Material:
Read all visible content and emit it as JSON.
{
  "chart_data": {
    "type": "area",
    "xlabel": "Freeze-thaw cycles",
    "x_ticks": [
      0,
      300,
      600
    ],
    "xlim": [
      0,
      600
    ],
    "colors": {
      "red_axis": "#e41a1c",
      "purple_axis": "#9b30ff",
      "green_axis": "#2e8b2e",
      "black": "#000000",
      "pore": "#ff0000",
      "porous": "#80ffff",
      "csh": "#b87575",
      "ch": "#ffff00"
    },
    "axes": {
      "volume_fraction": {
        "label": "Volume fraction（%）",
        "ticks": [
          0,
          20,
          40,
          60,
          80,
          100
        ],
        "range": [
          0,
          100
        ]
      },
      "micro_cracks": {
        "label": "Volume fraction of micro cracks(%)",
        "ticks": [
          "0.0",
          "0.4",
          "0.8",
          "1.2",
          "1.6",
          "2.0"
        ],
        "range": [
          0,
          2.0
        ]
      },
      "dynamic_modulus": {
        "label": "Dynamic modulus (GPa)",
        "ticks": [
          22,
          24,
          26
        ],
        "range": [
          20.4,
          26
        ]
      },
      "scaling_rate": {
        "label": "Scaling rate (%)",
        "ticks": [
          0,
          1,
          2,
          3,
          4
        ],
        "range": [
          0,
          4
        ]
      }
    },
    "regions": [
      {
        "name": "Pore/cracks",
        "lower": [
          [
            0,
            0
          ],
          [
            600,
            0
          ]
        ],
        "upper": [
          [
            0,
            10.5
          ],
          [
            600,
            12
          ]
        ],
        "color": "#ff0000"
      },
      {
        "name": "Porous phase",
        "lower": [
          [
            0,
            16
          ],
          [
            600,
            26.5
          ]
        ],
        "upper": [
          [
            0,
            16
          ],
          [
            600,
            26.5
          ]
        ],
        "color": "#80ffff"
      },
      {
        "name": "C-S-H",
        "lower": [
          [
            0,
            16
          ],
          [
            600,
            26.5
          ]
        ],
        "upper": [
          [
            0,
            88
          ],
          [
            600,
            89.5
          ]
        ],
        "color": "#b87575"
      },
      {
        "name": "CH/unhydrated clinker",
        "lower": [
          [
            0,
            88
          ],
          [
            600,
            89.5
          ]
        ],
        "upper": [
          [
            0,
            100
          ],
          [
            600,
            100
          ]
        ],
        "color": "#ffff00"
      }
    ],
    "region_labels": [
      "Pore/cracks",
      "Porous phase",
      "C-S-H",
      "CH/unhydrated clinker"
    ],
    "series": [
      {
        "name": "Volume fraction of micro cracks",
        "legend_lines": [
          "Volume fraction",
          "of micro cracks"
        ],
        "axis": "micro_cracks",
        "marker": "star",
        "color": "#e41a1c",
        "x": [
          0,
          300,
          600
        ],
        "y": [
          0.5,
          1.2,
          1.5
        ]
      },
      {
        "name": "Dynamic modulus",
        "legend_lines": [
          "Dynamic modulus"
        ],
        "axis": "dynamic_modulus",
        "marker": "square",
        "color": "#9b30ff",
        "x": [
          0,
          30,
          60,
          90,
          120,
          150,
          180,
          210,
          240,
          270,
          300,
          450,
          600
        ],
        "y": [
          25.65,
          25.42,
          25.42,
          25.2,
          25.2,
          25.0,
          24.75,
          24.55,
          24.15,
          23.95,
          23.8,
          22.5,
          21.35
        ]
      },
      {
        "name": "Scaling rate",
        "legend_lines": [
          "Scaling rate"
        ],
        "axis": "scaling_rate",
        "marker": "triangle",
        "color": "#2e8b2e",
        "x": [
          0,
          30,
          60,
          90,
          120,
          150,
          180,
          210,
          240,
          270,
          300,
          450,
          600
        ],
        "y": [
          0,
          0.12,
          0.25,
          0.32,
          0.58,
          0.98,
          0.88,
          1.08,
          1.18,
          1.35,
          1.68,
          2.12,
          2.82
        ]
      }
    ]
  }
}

What is expected: Reproduce the full listing word for word.

Task solution:
Read all visible content and emit it as JSON.
{
  "chart_data": {
    "type": "area",
    "xlabel": "Freeze-thaw cycles",
    "x_ticks": [
      0,
      300,
      600
    ],
    "xlim": [
      0,
      600
    ],
    "colors": {
      "red_axis": "#e41a1c",
      "purple_axis": "#9b30ff",
      "green_axis": "#2e8b2e",
      "black": "#000000",
      "pore": "#ff0000",
      "porous": "#80ffff",
      "csh": "#b87575",
      "ch": "#ffff00"
    },
    "axes": {
      "volume_fraction": {
        "label": "Volume fraction（%）",
        "ticks": [
          0,
          20,
          40,
          60,
          80,
          100
        ],
        "range": [
          0,
          100
        ]
      },
      "micro_cracks": {
        "label": "Volume fraction of micro cracks(%)",
        "ticks": [
          "0.0",
          "0.4",
          "0.8",
          "1.2",
          "1.6",
          "2.0"
        ],
        "range": [
          0,
          2.0
        ]
      },
      "dynamic_modulus": {
        "label": "Dynamic modulus (GPa)",
        "ticks": [
          22,
          24,
          26
        ],
        "range": [
          20.4,
          26
        ]
      },
      "scaling_rate": {
        "label": "Scaling rate (%)",
        "ticks": [
          0,
          1,
          2,
          3,
          4
        ],
        "range": [
          0,
          4
        ]
      }
    },
    "regions": [
      {
        "name": "Pore/cracks",
        "lower": [
          [
            0,
            0
          ],
          [
            600,
            0
          ]
        ],
        "upper": [
          [
            0,
            10.5
          ],
          [
            600,
            12
          ]
        ],
        "color": "#ff0000"
      },
      {
        "name": "Porous phase",
        "lower": [
          [
            0,
            16
          ],
          [
            600,
            26.5
          ]
        ],
        "upper": [
          [
            0,
            16
          ],
          [
            600,
            26.5
          ]
        ],
        "color": "#80ffff"
      },
      {
        "name": "C-S-H",
        "lower": [
          [
            0,
            16
          ],
          [
            600,
            26.5
          ]
        ],
        "upper": [
          [
            0,
            88
          ],
          [
            600,
            89.5
          ]
        ],
        "color": "#b87575"
      },
      {
        "name": "CH/unhydrated clinker",
        "lower": [
          [
            0,
            88
          ],
          [
            600,
            89.5
          ]
        ],
        "upper": [
          [
            0,
            100
          ],
          [
            600,
            100
          ]
        ],
        "color": "#ffff00"
      }
    ],
    "region_labels": [
      "Pore/cracks",
      "Porous phase",
      "C-S-H",
      "CH/unhydrated clinker"
    ],
    "series": [
      {
        "name": "Volume fraction of micro cracks",
        "legend_lines": [
          "Volume fraction",
          "of micro cracks"
        ],
        "axis": "micro_cracks",
        "marker": "star",
        "color": "#e41a1c",
        "x": [
          0,
          300,
          600
        ],
        "y": [
          0.5,
          1.2,
          1.5
        ]
      },
      {
        "name": "Dynamic modulus",
        "legend_lines": [
          "Dynamic modulus"
        ],
        "axis": "dynamic_modulus",
        "marker": "square",
        "color": "#9b30ff",
        "x": [
          0,
          30,
          60,
          90,
          120,
          150,
          180,
          210,
          240,
          270,
          300,
          450,
          600
        ],
        "y": [
          25.65,
          25.42,
          25.42,
          25.2,
          25.2,
          25.0,
          24.75,
          24.55,
          24.15,
          23.95,
          23.8,
          22.5,
          21.35
        ]
      },
      {
        "name": "Scaling rate",
        "legend_lines": [
          "Scaling rate"
        ],
        "axis": "scaling_rate",
        "marker": "triangle",
        "color": "#2e8b2e",
        "x": [
          0,
          30,
          60,
          90,
          120,
          150,
          180,
          210,
          240,
          270,
          300,
          450,
          600
        ],
        "y": [
          0,
          0.12,
          0.25,
          0.32,
          0.58,
          0.98,
          0.88,
          1.08,
          1.18,
          1.35,
          1.68,
          2.12,
          2.82
        ]
      }
    ]
  }
}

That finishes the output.